### [Work to do]
Copy out each of the rows below that contains the string "质检单位", and leave out the rest.

### [Supplied records]
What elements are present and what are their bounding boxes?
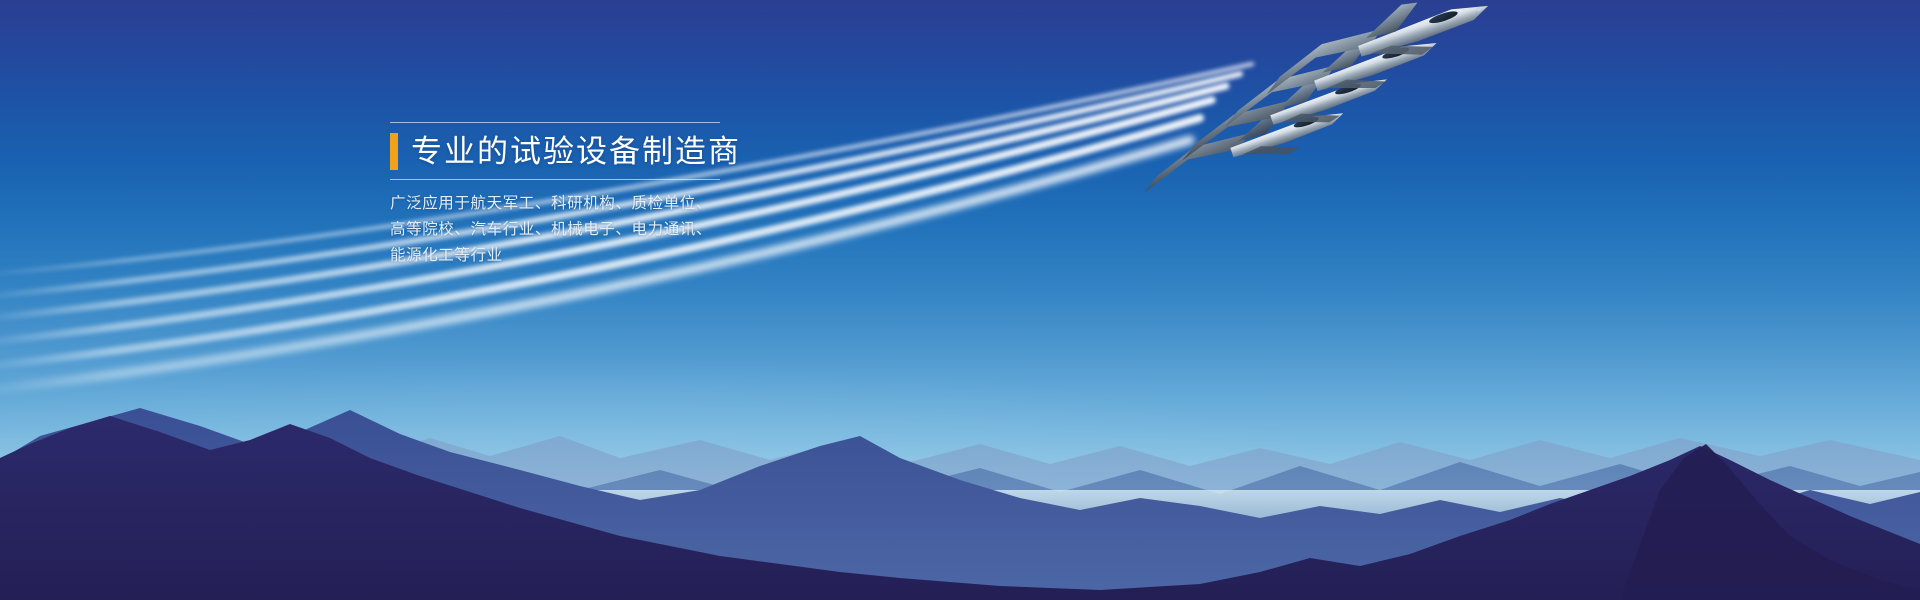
subtitle-line-3: 能源化工等行业 — [390, 243, 730, 269]
banner-headline: 专业的试验设备制造商 — [411, 136, 741, 168]
accent-bar-icon — [390, 133, 398, 170]
subtitle-line-1: 广泛应用于航天军工、科研机构、质检单位、 — [390, 191, 730, 217]
mountain-range-silhouettes — [0, 340, 1920, 600]
hero-banner: 专业的试验设备制造商 广泛应用于航天军工、科研机构、质检单位、 高等院校、汽车行… — [0, 0, 1920, 600]
headline-row: 专业的试验设备制造商 — [390, 123, 730, 179]
subtitle-line-2: 高等院校、汽车行业、机械电子、电力通讯、 — [390, 217, 730, 243]
fighter-jet-formation — [1130, 40, 1510, 280]
banner-subtitle: 广泛应用于航天军工、科研机构、质检单位、 高等院校、汽车行业、机械电子、电力通讯… — [390, 180, 730, 269]
banner-text-block: 专业的试验设备制造商 广泛应用于航天军工、科研机构、质检单位、 高等院校、汽车行… — [390, 122, 730, 269]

### [Written answer]
subtitle-line-1: 广泛应用于航天军工、科研机构、质检单位、 — [390, 191, 730, 217]
hero-banner: 专业的试验设备制造商 广泛应用于航天军工、科研机构、质检单位、 高等院校、汽车行… — [0, 0, 1920, 600]
banner-subtitle: 广泛应用于航天军工、科研机构、质检单位、 高等院校、汽车行业、机械电子、电力通讯… — [390, 180, 730, 269]
banner-text-block: 专业的试验设备制造商 广泛应用于航天军工、科研机构、质检单位、 高等院校、汽车行… — [390, 122, 730, 269]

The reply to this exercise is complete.